> **TASK PROMPT**:
Gather every line of the entries that includes the word "Orders".

** start MATERIAL FOR THIS TASK **

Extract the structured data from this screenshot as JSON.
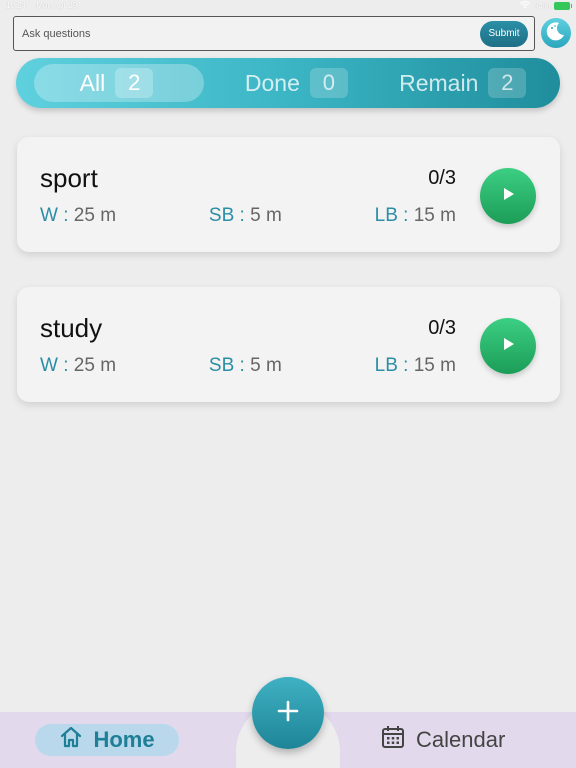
{
  "status_bar": {
    "time": "10:24",
    "date": "Mon Apr 29",
    "battery": "64%"
  },
  "ask": {
    "placeholder": "Ask questions",
    "submit_label": "Submit"
  },
  "filters": [
    {
      "label": "All",
      "count": "2",
      "active": true
    },
    {
      "label": "Done",
      "count": "0",
      "active": false
    },
    {
      "label": "Remain",
      "count": "2",
      "active": false
    }
  ],
  "tasks": [
    {
      "name": "sport",
      "progress": "0/3",
      "work_key": "W",
      "work_value": "25 m",
      "short_break_key": "SB",
      "short_break_value": "5 m",
      "long_break_key": "LB",
      "long_break_value": "15 m"
    },
    {
      "name": "study",
      "progress": "0/3",
      "work_key": "W",
      "work_value": "25 m",
      "short_break_key": "SB",
      "short_break_value": "5 m",
      "long_break_key": "LB",
      "long_break_value": "15 m"
    }
  ],
  "nav": {
    "home_label": "Home",
    "calendar_label": "Calendar"
  },
  "colors": {
    "accent": "#2a8ea6",
    "play": "#22b066",
    "nav_bg": "#e2d9ec"
  }
}
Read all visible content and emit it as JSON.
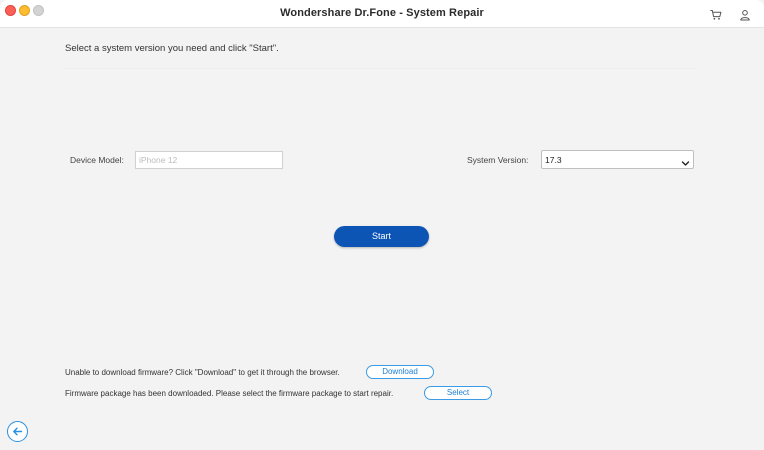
{
  "window": {
    "title": "Wondershare Dr.Fone - System Repair"
  },
  "titlebar_icons": {
    "cart": "cart-icon",
    "account": "user-icon"
  },
  "main": {
    "instruction": "Select a system version you need and click \"Start\".",
    "device_model": {
      "label": "Device Model:",
      "placeholder": "iPhone 12",
      "value": ""
    },
    "system_version": {
      "label": "System Version:",
      "selected": "17.3"
    },
    "start_label": "Start"
  },
  "footer": {
    "download_notice": "Unable to download firmware? Click \"Download\" to get it through the browser.",
    "download_label": "Download",
    "select_notice": "Firmware package has been downloaded. Please select the firmware package to start repair.",
    "select_label": "Select"
  },
  "colors": {
    "accent": "#0d55b5",
    "link_blue": "#1c7fd6",
    "close": "#fe5f57",
    "minimize": "#febc2e",
    "maximize_disabled": "#d3d3d3"
  }
}
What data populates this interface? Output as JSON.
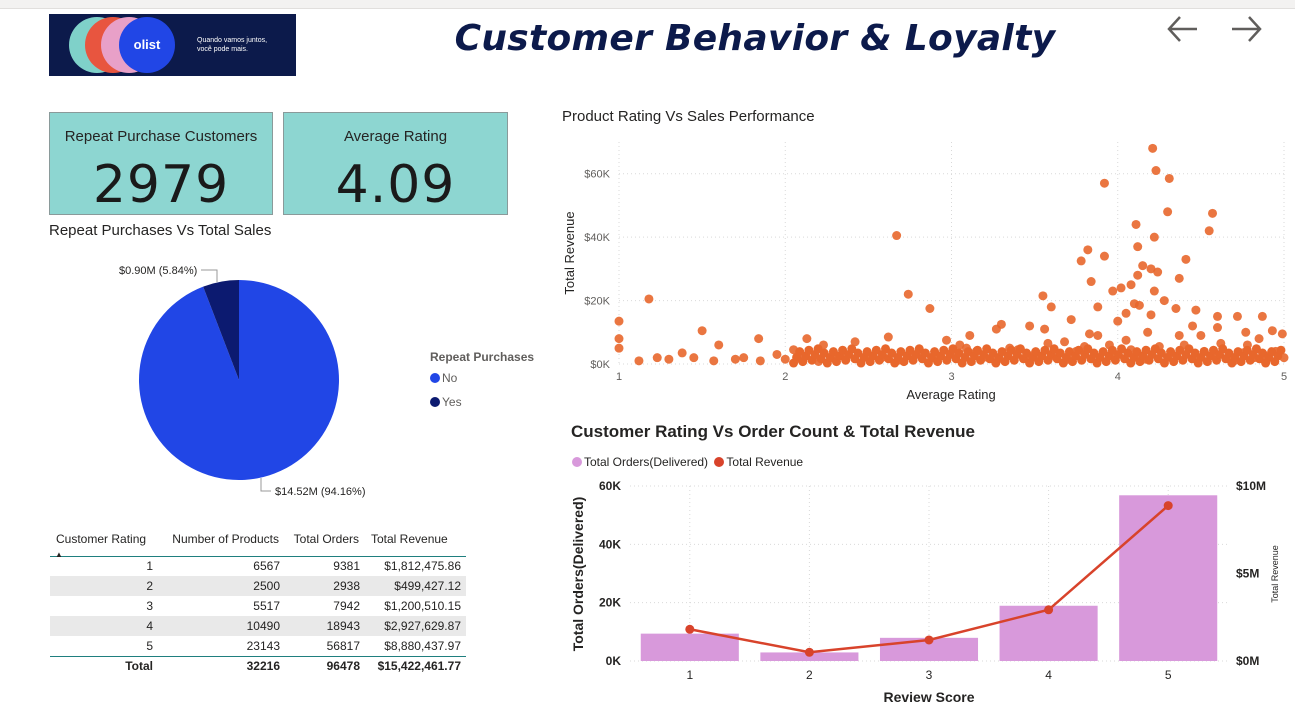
{
  "header": {
    "title": "Customer Behavior & Loyalty",
    "logo_text": "olist",
    "logo_tagline": "Quando vamos juntos, você pode mais."
  },
  "nav": {
    "back_icon": "arrow-left-icon",
    "forward_icon": "arrow-right-icon"
  },
  "kpis": {
    "repeat": {
      "label": "Repeat Purchase Customers",
      "value": "2979"
    },
    "rating": {
      "label": "Average Rating",
      "value": "4.09"
    }
  },
  "pie": {
    "title": "Repeat Purchases Vs Total Sales",
    "legend_title": "Repeat Purchases",
    "slices": [
      {
        "name": "No",
        "value": 14.52,
        "label": "$14.52M (94.16%)",
        "color": "#2146e6"
      },
      {
        "name": "Yes",
        "value": 0.9,
        "label": "$0.90M (5.84%)",
        "color": "#0c1a70"
      }
    ]
  },
  "table": {
    "headers": [
      "Customer Rating",
      "Number of Products",
      "Total Orders",
      "Total Revenue"
    ],
    "rows": [
      [
        "1",
        "6567",
        "9381",
        "$1,812,475.86"
      ],
      [
        "2",
        "2500",
        "2938",
        "$499,427.12"
      ],
      [
        "3",
        "5517",
        "7942",
        "$1,200,510.15"
      ],
      [
        "4",
        "10490",
        "18943",
        "$2,927,629.87"
      ],
      [
        "5",
        "23143",
        "56817",
        "$8,880,437.97"
      ]
    ],
    "total": [
      "Total",
      "32216",
      "96478",
      "$15,422,461.77"
    ]
  },
  "chart_data": [
    {
      "type": "scatter",
      "title": "Product Rating Vs Sales Performance",
      "xlabel": "Average Rating",
      "ylabel": "Total Revenue",
      "xlim": [
        1,
        5
      ],
      "ylim": [
        0,
        70000
      ],
      "x_ticks": [
        "1",
        "2",
        "3",
        "4",
        "5"
      ],
      "y_ticks": [
        "$0K",
        "$20K",
        "$40K",
        "$60K"
      ],
      "color": "#e8672c",
      "grid": true,
      "points": [
        [
          4.21,
          68000
        ],
        [
          4.23,
          61000
        ],
        [
          4.31,
          58500
        ],
        [
          3.92,
          57000
        ],
        [
          4.57,
          47500
        ],
        [
          4.3,
          48000
        ],
        [
          4.11,
          44000
        ],
        [
          4.55,
          42000
        ],
        [
          4.22,
          40000
        ],
        [
          2.67,
          40500
        ],
        [
          4.12,
          37000
        ],
        [
          3.82,
          36000
        ],
        [
          3.92,
          34000
        ],
        [
          4.41,
          33000
        ],
        [
          3.78,
          32500
        ],
        [
          4.2,
          30000
        ],
        [
          4.15,
          31000
        ],
        [
          4.24,
          29000
        ],
        [
          4.12,
          28000
        ],
        [
          4.37,
          27000
        ],
        [
          4.08,
          25000
        ],
        [
          3.84,
          26000
        ],
        [
          4.02,
          24000
        ],
        [
          4.22,
          23000
        ],
        [
          2.74,
          22000
        ],
        [
          3.55,
          21500
        ],
        [
          3.97,
          23000
        ],
        [
          1.18,
          20500
        ],
        [
          4.28,
          20000
        ],
        [
          4.1,
          19000
        ],
        [
          3.88,
          18000
        ],
        [
          4.35,
          17500
        ],
        [
          4.13,
          18500
        ],
        [
          2.87,
          17500
        ],
        [
          3.6,
          18000
        ],
        [
          4.47,
          17000
        ],
        [
          4.05,
          16000
        ],
        [
          4.2,
          15500
        ],
        [
          4.6,
          15000
        ],
        [
          4.87,
          15000
        ],
        [
          4.72,
          15000
        ],
        [
          3.72,
          14000
        ],
        [
          4.0,
          13500
        ],
        [
          3.3,
          12500
        ],
        [
          3.47,
          12000
        ],
        [
          3.27,
          11000
        ],
        [
          4.45,
          12000
        ],
        [
          4.6,
          11500
        ],
        [
          3.56,
          11000
        ],
        [
          4.93,
          10500
        ],
        [
          1.5,
          10500
        ],
        [
          1.0,
          13500
        ],
        [
          4.77,
          10000
        ],
        [
          3.83,
          9500
        ],
        [
          4.18,
          10000
        ],
        [
          4.5,
          9000
        ],
        [
          4.85,
          8000
        ],
        [
          4.99,
          9500
        ],
        [
          3.11,
          9000
        ],
        [
          2.62,
          8500
        ],
        [
          1.84,
          8000
        ],
        [
          3.88,
          9000
        ],
        [
          4.37,
          9000
        ],
        [
          1.0,
          8000
        ],
        [
          2.13,
          8000
        ],
        [
          2.97,
          7500
        ],
        [
          4.05,
          7500
        ],
        [
          3.68,
          7000
        ],
        [
          2.42,
          7000
        ],
        [
          2.23,
          6000
        ],
        [
          1.6,
          6000
        ],
        [
          1.0,
          5000
        ],
        [
          2.05,
          4500
        ],
        [
          4.95,
          4000
        ],
        [
          1.38,
          3500
        ],
        [
          3.09,
          5000
        ],
        [
          4.62,
          6500
        ],
        [
          4.78,
          6000
        ],
        [
          1.23,
          2000
        ],
        [
          1.3,
          1500
        ],
        [
          1.45,
          2000
        ],
        [
          1.57,
          1000
        ],
        [
          1.7,
          1500
        ],
        [
          1.75,
          2000
        ],
        [
          1.85,
          1000
        ],
        [
          2.0,
          1500
        ],
        [
          2.1,
          1200
        ],
        [
          2.2,
          800
        ],
        [
          2.35,
          2500
        ],
        [
          2.5,
          3000
        ],
        [
          2.58,
          2000
        ],
        [
          2.75,
          3500
        ],
        [
          2.82,
          2500
        ],
        [
          2.9,
          1800
        ],
        [
          3.0,
          3500
        ],
        [
          3.05,
          6000
        ],
        [
          3.15,
          4000
        ],
        [
          3.2,
          2200
        ],
        [
          3.35,
          5000
        ],
        [
          3.4,
          4500
        ],
        [
          3.5,
          3000
        ],
        [
          3.58,
          6500
        ],
        [
          3.62,
          2500
        ],
        [
          3.75,
          4000
        ],
        [
          3.8,
          5500
        ],
        [
          3.86,
          3000
        ],
        [
          3.95,
          6000
        ],
        [
          4.08,
          4500
        ],
        [
          4.14,
          2500
        ],
        [
          4.25,
          5500
        ],
        [
          4.32,
          3500
        ],
        [
          4.4,
          6000
        ],
        [
          4.52,
          4000
        ],
        [
          4.58,
          2500
        ],
        [
          4.67,
          3000
        ],
        [
          4.75,
          3500
        ],
        [
          4.82,
          2000
        ],
        [
          4.9,
          2500
        ],
        [
          5.0,
          2000
        ],
        [
          1.12,
          1000
        ],
        [
          1.95,
          3000
        ],
        [
          2.3,
          1500
        ],
        [
          2.68,
          1200
        ],
        [
          3.28,
          1500
        ],
        [
          3.45,
          2000
        ],
        [
          3.7,
          1500
        ],
        [
          3.98,
          2000
        ],
        [
          4.17,
          1500
        ],
        [
          4.47,
          2000
        ],
        [
          4.7,
          1000
        ]
      ]
    },
    {
      "type": "bar",
      "title": "Customer Rating Vs Order Count & Total Revenue",
      "xlabel": "Review Score",
      "ylabel": "Total Orders(Delivered)",
      "y2label": "Total Revenue",
      "categories": [
        "1",
        "2",
        "3",
        "4",
        "5"
      ],
      "ylim": [
        0,
        60000
      ],
      "y2lim": [
        0,
        10000000
      ],
      "y_ticks": [
        "0K",
        "20K",
        "40K",
        "60K"
      ],
      "y2_ticks": [
        "$0M",
        "$5M",
        "$10M"
      ],
      "series": [
        {
          "name": "Total Orders(Delivered)",
          "type": "bar",
          "color": "#d899db",
          "values": [
            9381,
            2938,
            7942,
            18943,
            56817
          ]
        },
        {
          "name": "Total Revenue",
          "type": "line",
          "color": "#d8432b",
          "values": [
            1812475.86,
            499427.12,
            1200510.15,
            2927629.87,
            8880437.97
          ]
        }
      ],
      "legend": "top-left",
      "grid": true
    }
  ]
}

** end MATERIAL FOR THIS TASK **

> **FINAL RESULT**:
      "Total Orders",
      "ylabel": "Total Orders(Delivered)",
          "name": "Total Orders(Delivered)",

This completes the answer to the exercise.